• Given task
Beginning with the line that contains "Decode this image", extract each line through the end of the listing below, with no additions or omissions.

• Record list
[BEGIN]

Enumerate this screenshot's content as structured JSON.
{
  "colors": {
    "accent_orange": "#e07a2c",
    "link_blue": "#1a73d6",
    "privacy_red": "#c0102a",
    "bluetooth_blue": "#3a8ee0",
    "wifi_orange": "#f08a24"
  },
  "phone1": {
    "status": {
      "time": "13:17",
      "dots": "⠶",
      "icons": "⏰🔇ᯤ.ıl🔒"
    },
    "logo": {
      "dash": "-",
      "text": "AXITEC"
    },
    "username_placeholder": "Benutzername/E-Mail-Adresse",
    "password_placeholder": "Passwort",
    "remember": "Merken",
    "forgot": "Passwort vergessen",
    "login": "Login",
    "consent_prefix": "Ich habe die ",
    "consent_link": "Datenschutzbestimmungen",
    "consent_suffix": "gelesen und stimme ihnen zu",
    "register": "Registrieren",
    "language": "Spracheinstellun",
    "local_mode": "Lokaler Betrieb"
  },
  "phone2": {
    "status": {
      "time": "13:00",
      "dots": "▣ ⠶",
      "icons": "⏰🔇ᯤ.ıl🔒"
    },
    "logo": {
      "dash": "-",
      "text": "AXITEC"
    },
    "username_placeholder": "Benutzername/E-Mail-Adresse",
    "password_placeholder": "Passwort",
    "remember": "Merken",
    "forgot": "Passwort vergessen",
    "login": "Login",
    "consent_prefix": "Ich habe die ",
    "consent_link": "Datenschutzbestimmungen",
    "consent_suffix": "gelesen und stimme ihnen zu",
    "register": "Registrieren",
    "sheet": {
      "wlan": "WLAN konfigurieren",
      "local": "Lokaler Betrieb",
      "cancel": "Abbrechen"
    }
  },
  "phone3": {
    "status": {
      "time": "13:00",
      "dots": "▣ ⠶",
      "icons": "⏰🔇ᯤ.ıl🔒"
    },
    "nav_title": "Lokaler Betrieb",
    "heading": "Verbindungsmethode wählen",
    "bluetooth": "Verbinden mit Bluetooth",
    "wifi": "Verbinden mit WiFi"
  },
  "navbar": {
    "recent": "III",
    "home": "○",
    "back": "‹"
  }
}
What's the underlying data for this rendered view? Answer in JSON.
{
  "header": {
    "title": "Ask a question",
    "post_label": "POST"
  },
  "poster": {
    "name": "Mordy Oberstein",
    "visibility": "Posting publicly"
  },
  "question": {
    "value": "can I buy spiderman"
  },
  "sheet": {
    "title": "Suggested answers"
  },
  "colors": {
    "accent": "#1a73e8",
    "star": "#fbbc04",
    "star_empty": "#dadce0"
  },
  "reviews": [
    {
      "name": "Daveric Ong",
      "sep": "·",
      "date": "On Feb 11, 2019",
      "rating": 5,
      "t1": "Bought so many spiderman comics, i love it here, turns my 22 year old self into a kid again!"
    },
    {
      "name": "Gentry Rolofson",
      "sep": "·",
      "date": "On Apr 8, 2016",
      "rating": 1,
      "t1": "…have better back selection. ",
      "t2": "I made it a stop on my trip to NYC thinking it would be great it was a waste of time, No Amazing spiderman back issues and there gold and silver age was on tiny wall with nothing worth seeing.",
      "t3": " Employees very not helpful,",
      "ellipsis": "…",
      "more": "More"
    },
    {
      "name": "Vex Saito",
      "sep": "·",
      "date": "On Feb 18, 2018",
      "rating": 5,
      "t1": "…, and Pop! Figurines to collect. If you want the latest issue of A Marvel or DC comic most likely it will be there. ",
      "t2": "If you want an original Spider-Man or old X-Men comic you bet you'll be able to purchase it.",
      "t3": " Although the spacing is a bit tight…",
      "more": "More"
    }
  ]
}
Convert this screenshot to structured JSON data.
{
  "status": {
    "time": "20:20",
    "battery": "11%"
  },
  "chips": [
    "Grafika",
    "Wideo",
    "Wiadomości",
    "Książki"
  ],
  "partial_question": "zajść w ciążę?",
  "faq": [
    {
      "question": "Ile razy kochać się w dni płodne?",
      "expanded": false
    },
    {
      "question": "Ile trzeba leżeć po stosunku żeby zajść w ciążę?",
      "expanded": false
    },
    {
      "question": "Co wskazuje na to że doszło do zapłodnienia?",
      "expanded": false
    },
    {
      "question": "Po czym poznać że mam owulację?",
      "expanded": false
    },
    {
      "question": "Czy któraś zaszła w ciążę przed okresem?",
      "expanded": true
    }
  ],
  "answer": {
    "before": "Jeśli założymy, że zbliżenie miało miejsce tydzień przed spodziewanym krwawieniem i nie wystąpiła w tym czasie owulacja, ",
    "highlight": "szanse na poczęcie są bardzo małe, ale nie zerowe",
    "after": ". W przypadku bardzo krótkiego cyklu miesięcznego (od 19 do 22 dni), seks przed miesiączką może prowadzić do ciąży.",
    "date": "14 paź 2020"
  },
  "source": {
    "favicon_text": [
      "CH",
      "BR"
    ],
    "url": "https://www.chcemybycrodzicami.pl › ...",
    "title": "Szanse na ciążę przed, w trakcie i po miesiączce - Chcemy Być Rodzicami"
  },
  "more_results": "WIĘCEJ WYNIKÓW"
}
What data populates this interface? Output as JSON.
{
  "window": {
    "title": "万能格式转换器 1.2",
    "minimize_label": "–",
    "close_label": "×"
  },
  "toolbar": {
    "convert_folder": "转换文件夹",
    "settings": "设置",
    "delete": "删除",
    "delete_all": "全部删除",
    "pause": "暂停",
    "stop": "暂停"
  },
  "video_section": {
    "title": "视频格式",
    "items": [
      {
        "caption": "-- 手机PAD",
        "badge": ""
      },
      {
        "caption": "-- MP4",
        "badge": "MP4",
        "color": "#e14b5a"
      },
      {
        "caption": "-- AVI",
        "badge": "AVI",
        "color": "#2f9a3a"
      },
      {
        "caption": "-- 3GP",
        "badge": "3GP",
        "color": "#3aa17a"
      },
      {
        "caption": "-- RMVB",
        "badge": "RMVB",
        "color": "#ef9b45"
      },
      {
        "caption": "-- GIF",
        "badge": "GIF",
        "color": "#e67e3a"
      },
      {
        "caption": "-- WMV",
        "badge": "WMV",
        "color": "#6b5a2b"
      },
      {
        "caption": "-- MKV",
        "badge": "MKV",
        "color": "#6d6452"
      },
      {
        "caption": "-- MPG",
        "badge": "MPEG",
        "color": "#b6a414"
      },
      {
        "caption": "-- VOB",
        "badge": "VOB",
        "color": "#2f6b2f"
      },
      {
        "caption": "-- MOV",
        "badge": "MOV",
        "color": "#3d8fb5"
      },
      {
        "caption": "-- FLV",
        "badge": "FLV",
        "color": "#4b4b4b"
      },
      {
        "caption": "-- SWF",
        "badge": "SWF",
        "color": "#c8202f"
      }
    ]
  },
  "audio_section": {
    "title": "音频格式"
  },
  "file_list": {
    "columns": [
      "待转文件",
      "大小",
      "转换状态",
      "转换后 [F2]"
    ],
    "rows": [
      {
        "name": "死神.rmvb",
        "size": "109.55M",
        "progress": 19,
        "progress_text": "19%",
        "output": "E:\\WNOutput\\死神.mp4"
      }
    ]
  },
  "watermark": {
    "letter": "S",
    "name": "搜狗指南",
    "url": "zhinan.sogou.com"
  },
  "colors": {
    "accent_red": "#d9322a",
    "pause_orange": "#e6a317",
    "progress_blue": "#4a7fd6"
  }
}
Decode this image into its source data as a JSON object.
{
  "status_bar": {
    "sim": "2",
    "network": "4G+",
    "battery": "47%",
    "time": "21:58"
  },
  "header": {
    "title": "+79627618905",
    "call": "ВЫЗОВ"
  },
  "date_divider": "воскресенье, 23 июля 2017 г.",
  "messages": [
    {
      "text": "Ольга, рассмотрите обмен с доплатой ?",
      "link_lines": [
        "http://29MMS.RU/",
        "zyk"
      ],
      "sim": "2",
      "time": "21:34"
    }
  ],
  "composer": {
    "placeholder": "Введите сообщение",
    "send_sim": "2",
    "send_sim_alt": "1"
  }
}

[END]

• Finished task
Decode this image into its source data as a JSON object.
{
  "status_bar": {
    "sim": "2",
    "network": "4G+",
    "battery": "47%",
    "time": "21:58"
  },
  "header": {
    "title": "+79627618905",
    "call": "ВЫЗОВ"
  },
  "date_divider": "воскресенье, 23 июля 2017 г.",
  "messages": [
    {
      "text": "Ольга, рассмотрите обмен с доплатой ?",
      "link_lines": [
        "http://29MMS.RU/",
        "zyk"
      ],
      "sim": "2",
      "time": "21:34"
    }
  ],
  "composer": {
    "placeholder": "Введите сообщение",
    "send_sim": "2",
    "send_sim_alt": "1"
  }
}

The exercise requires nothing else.